TASK REQUIREMENTS:
**A)** From the article on auditing a Web3 product launch, list every item the text gives as part of a typical Web3 launch checklist.
**B)** In the article on auditing a Web3 launch, reproduce everything from "- Most Web3" down to "seconds. Close it.", switching "landing page" to "home page".
**C)** Proceed with the article on auditing a Web3 product launch, writing on from the point where it stops.

SELECTED EXTRACT:
Most Web3 launch checklists are the same.
Smart contract audit. Security review. Tokenomics review. Legal opinion. Discord announcement. Twitter thread. Launch countdown.
What is usually missing is a thirty-minute walk through the product as a person who has never seen it before.
Not a developer. Not a founder. Not someone who already understands the protocol.
A person who found a link, does not know how it works, and is deciding in the next three minutes whether to trust it with their wallet.
That is the user. That is the test that never gets run.
The short version
- Smart contract audits do not test the interface.
- Most Web3 launch failures are UX failures, not protocol failures.
- This audit takes under an hour and catches the problems that kill first-visit conversion.
- Every step can be run by a founder, not just a designer.
A protocol can be airtight and still lose users at the first wallet popup. The audit that matters most is the one nobody schedules.
Step 1: The three-second test
Open the landing page. Look at it for three seconds. Close it.
Write down one sentence: what does this product do?
If the sentence is vague, wrong, or too general, the headline needs work. First-visit trust depends on the user understanding the product category before they do anything else.
"Decentralized protocol for liquidity optimization" fails this test.
"Earn yield on stablecoins without locking funds" passes it.
Run this with someone who does not work on the product. Their sentence will tell you more than yours.
Step 2: The requirements test
Before connecting your wallet, answer these questions as a new user:
- What chain does this run on?
- What do I need to get started? (wallet, gas token, specific asset)
- Can I explore without connecting?
- Is this audited? Where is the proof?
- What is the risk level for the simplest action?
If any of those answers are unavailable before wallet connection, they need to be added. Users who have to discover requirements through error messages leave.
Step 3: The connection moment test
Go to the connect wallet step. Look at what is on screen before the extension opens. Ask:
- Does the page explain why it needs the connection?
- Does it clarify what access is being requested?
- Is there anything that says "read-only until you deposit" or equivalent reassurance?
The wallet connection is the hardest trust boundary in Web3 UX. Most products treat it as a button. It should be treated as a commitment checkpoint with clear framing on both sides.
Step 4: The signature test
Perform the first real action. Watch the wallet popup. Ask:
- Does the text in my app explain what the wallet will say before it opens?
- After I sign, does the app confirm what changed?
- If the signature fails or is rejected, is there a clear recovery path?
Most products get the success state right. Almost none get the failure state right. An unclear failure state is the fastest way to lose a user permanently.
Step 5: The risk test
Find where the most dangerous action lives. On a lending protocol, that is opening a position. On a bridge, that is initiating a cross-chain transfer. On a DEX, that is enabling a high-slippage swap.

LISTED ENTRIES:
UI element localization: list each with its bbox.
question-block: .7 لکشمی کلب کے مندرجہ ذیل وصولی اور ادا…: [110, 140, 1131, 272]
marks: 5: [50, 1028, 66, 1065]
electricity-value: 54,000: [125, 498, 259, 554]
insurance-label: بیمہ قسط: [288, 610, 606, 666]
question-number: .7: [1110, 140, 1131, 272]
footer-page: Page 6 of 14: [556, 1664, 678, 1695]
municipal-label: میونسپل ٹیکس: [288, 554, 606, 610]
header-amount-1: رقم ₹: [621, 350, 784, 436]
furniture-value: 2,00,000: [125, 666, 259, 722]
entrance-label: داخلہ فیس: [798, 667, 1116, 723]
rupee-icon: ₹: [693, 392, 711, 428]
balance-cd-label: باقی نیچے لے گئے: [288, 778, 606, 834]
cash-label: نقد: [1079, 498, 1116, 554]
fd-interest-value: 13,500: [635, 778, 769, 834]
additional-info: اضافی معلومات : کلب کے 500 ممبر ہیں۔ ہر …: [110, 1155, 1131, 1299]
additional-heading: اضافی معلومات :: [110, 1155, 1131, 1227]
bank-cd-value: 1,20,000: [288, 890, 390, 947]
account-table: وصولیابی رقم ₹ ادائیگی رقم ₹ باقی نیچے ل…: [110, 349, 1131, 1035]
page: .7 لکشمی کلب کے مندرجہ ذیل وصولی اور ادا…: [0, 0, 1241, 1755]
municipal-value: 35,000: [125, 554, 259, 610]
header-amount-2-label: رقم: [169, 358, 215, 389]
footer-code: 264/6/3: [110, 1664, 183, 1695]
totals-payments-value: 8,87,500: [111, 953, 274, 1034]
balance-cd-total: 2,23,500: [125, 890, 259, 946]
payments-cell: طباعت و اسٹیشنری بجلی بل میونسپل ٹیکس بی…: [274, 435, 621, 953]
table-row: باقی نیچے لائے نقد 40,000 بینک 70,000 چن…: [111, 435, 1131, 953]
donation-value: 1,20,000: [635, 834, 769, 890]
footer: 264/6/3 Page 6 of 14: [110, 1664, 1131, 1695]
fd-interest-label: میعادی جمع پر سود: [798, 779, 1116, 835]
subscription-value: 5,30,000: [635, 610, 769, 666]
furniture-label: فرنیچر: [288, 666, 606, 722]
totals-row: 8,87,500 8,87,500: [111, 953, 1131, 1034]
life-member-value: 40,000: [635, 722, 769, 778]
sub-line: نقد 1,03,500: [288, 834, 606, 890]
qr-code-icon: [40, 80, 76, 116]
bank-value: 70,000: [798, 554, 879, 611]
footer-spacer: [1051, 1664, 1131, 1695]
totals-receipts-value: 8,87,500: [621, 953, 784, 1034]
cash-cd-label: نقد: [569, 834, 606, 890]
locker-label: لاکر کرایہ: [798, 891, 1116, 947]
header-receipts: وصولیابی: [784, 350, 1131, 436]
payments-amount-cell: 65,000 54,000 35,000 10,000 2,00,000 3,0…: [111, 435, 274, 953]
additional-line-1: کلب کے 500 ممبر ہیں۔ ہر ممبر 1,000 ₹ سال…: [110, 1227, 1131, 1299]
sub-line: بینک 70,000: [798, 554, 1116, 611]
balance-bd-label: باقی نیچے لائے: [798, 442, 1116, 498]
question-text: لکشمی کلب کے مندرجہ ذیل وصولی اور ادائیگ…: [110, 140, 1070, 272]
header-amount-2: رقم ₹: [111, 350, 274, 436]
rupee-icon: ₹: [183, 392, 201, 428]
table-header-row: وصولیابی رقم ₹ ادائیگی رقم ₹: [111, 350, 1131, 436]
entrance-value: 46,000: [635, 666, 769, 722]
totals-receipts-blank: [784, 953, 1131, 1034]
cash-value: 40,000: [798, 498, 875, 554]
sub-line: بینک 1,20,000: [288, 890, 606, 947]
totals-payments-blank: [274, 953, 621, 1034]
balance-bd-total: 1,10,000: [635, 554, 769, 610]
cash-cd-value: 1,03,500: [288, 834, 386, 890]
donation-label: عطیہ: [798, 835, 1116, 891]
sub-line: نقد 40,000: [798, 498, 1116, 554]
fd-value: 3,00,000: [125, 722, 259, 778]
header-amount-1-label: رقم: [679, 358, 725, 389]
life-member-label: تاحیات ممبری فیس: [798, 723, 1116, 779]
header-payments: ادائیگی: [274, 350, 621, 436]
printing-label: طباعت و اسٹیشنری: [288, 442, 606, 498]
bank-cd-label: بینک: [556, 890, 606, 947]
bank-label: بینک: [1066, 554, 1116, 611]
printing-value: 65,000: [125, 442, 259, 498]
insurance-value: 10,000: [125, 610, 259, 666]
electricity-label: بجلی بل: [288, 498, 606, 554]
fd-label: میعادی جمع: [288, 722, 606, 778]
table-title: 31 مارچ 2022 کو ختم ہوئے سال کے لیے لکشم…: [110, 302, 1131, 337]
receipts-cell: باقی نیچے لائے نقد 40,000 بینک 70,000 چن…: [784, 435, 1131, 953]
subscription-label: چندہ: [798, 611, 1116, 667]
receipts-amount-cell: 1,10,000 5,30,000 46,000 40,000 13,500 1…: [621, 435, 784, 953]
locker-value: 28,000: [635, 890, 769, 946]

RESULTS OF THE TASKS:
**A)**
Smart contract audit
Security review
Tokenomics review
Legal opinion
Discord announcement
Twitter thread
Launch countdown

**B)**
- Most Web3 launch failures are UX failures, not protocol failures.
- This audit takes under an hour and catches the problems that kill first-visit conversion.
- Every step can be run by a founder, not just a designer.
A protocol can be airtight and still lose users at the first wallet popup. The audit that matters most is the one nobody schedules.
Step 1: The three-second test
Open the home page. Look at it for three seconds. Close it.

**C)**
Ask:
- Does the risk appear before the action, not after?
- Is it specific? ("You may be liquidated if ETH falls below $2,400" is specific. "DeFi involves risk" is not.)
- Is it in the visual hierarchy, or hidden in small gray text below the button?
- Can a user complete the action without understanding the risk?
If the last answer is yes, that is a design problem, not a disclaimer problem.
Step 6: The empty state test
Disconnect your wallet. Look at the dashboard.
For most products, this renders a wall of zeros or a "connect wallet" message.
Ask: does this state give a new user any reason to connect?
A well-designed empty state explains what the product does with real data, what an active user's dashboard looks like, and why connecting is worth it.
Phantom's empty state shows asset categories before any connection. Aave's landing page shows live TVL and available markets. Both of those are conversion arguments. Most empty states are just blank screens with a button.
Step 7: The mobile test
Open the product on a phone. Check:
- Does it load at all?
- Are all interactive elements large enough to tap? (44px minimum, per Apple HIG and WCAG 2.5.5)
- Can you complete a transaction without zooming?
- Do modals close reliably?
- Is the primary CTA visible without scrolling?
Web3 teams often build desktop-first and never test on mobile until after launch. For a growing percentage of users, especially outside North America and Europe, mobile is the only platform.
Step 8: The error test
Break something intentionally. Enter an invalid amount. Submit with insufficient gas. Try to withdraw more than you deposited.
Ask:
- Does the error message say what went wrong?
- Does it say what to do next?
- Does it prevent the mistake, or appear after?
"Transaction failed" with no further context is the error state that kills trust faster than any UX problem listed above it.
Step 9: The trust signals test
Find the page that a skeptical new user would look for first. Usually: About, Team, Audit, Docs.
Ask:
- Is there a working link to the audit report?
- Are team names or public identities visible?
- Does the docs page exist and load?
- Is the GitHub public?
Not every project can pass all of these. Anonymous teams are common for legitimate reasons. But a product with zero trust signals except a Discord link is asking for blind faith that most serious users will not extend.
Step 10: The second visit test
Leave the site. Come back the next day. Ask:
- Do you know where you left off?
- Is there a reason to return?
- Is your position, reward, or balance visible within three seconds?
Retention is a design problem, not just a product problem. The interface should make returning feel valuable.
What this audit actually catches
Running through these ten steps takes less than an hour. It consistently surfaces:
- Conversion failures that happen before wallet connection
- Trust gaps that no security audit covers
- Error states that were never designed
- Missing mobile breakpoints
- Empty states that say nothing useful
None of these are protocol problems. They are interface problems. They do not require a rebrand or a redesign. They require specific fixes to specific flows.
Most Web3 launches ship with several of them unaddressed. The ones that do not are the ones that convert.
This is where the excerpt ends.